> [Sayfa alıntısı]:
..........

Sokrates için dînsizlik, önceden tasarlanıp uydurulmuş bir bahânedir, oligarşik devletin asıl niyeti, kafa yoran fikirleriyle evlere kadar giren bir mülksüzün susturulmasıdır. Ancak, yönetici zengin sınıf için Sokrates’in gerçek bir tehdit unsuru olmadığı da muhakkaktır; alt tabakadan olmasına rağmen, sadece yaşam tarzıyla, küstahlığıyla ve kibriyle kent düzenine rahatsızlık vermişti. Âdetâ bir satir gibi yaşıyordu ( Şölen, 215 b ve d ), ahbâbından pek çoğunun da muteber eşhâs olmadıkları kesindir. Bundan olsa gerek, Platon’un yazdığına nazaran, Sokrates kendisi için at sineği metaforunu kullanmıştır ( Savunma, I. 30 E ). Bilindiği gibi, at sineği, atların sıhhatine zarar vermemekle birlikte onları sadece rahatsız eden bir haşeredir.

..........

> [Veri kayıtları]:
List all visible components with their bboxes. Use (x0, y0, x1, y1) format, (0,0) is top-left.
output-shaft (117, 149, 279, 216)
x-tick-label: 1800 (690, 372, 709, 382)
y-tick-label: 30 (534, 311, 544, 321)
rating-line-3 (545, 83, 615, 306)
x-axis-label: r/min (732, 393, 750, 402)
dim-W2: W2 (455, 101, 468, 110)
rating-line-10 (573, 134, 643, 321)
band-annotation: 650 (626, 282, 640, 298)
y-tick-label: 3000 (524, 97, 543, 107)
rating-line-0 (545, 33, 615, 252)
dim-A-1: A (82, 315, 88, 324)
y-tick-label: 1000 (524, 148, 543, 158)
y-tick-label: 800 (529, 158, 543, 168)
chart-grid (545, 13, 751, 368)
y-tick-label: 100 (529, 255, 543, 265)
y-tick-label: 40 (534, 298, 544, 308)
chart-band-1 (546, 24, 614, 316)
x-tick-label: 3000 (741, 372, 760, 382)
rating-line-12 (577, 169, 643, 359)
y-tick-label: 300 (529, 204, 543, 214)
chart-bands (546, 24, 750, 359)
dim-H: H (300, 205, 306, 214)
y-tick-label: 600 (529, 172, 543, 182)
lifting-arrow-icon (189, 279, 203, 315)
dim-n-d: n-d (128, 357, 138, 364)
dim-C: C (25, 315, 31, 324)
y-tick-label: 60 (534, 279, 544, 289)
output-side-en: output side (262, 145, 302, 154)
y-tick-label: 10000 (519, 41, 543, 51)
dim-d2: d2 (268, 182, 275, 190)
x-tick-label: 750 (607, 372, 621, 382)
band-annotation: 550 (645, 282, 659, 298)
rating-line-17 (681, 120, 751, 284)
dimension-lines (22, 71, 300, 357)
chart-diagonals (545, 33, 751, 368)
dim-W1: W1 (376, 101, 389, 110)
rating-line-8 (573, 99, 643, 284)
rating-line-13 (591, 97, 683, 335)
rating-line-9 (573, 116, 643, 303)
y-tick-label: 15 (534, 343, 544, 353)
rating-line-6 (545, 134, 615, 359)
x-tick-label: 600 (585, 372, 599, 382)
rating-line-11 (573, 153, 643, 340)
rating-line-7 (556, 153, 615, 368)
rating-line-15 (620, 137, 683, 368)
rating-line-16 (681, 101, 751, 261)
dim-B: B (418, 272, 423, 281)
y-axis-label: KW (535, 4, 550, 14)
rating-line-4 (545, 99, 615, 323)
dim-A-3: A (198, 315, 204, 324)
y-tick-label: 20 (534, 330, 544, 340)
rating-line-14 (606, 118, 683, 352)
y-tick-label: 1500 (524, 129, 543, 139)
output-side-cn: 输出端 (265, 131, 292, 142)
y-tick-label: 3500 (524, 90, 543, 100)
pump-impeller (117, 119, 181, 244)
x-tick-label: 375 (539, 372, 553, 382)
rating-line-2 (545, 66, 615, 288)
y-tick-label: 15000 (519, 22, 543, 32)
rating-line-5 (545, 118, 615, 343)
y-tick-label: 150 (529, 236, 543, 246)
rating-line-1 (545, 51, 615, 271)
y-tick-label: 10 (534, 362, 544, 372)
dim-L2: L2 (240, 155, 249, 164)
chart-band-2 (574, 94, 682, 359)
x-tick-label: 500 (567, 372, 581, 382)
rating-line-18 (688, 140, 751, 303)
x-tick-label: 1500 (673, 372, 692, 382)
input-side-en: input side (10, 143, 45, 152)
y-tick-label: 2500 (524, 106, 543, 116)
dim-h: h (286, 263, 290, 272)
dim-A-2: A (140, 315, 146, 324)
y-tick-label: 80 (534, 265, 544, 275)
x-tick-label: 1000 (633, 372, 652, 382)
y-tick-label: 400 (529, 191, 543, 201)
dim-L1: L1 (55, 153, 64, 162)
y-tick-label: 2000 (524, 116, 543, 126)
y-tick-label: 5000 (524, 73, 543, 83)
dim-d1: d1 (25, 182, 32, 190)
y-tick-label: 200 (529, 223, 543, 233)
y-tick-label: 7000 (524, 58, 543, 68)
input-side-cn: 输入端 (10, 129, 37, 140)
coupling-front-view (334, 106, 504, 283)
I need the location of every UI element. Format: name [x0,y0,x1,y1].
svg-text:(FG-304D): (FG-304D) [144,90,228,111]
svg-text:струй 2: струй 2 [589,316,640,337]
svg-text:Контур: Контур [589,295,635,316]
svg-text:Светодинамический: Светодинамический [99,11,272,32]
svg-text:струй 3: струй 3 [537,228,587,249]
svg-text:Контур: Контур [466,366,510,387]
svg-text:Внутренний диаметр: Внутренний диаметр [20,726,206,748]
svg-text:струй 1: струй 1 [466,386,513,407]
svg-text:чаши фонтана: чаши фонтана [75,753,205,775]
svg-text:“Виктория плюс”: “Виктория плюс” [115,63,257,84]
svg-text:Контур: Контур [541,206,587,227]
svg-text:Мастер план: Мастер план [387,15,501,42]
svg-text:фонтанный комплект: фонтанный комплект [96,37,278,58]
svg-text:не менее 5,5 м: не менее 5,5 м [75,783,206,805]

..........

> [Yapılacak görevler]:
- A) Sokrates hakkındaki metinde Sokrates'in kent düzenine rahatsızlık vermesine yol açtığı belirtilen şeylerin hepsini sıralayın.
- B) Sokrates hakkındaki metne dayanarak aşağıdaki soruları yanıtlayın.
(i) Metne göre Sokrates için dinsizlik nasıl bir şeydir?
(ii) Platon'un yazdığına göre Sokrates kendisi için hangi metaforu kullanmıştır?
(iii) At sineği atlara ne yapar?
- C) Sokrates hakkındaki metni kaldığı yerden ilerletin.

> [Verilen cevaplar]:
- A)
- Yaşam tarzı
- Küstahlığı
- Kibri

- B)
(i) Önceden tasarlanıp uydurulmuş bir bahanedir.
(ii) At sineği metaforunu kullanmıştır.
(iii) Sağlıklarına zarar vermez, onları yalnızca rahatsız eder.

- C)
*** 

Dînsizlik nedeniyle hakkında idâm cezâsı verilmesi ise, muhtemelen istisnâî bir karardı. Dînsizlik ithâmıyla Protagoras’ın kentten kovulup kitaplarının yakıldığı, Diagoras’ın ve Anaksagoras’ın sürgüne gönderildikleri söylenir. Ancak, sanık, Sokrates gibi herkesi rahatsız eden küstah bir mülksüz olunca, bu defa suç ve cezâ arasındaki illiyet kimsenin umûrunda olmayacaktır.  Kentin ahâlîsini yaşam tarzıyla rahatsız eden bu adama öyle bir cezâ verilmeliydi ki, ona verilen cezâ başkalarına da ibret olmalıydı. Cezâ ibret olacaksa, sürgün kâfî değildi. Ayrıca, sürgüne gönderilen bir kişinin mallarına hukukan el konulduğundan, parasız ve mülksüz Sokrates’e sürgün cezâsı verildiği takdîrde, bu cezânın infâzının fiilen imkânsız olduğu ve yeni bir hukukî sorun çıkaracağı da muhakkaktı. Geriye suç ile nisbetsiz idâm cezâsı kalıyordu. Bu nedenle, Sokrates’e verilen idâm cezâsı, trajik değil, trajedinin bir parodisidir.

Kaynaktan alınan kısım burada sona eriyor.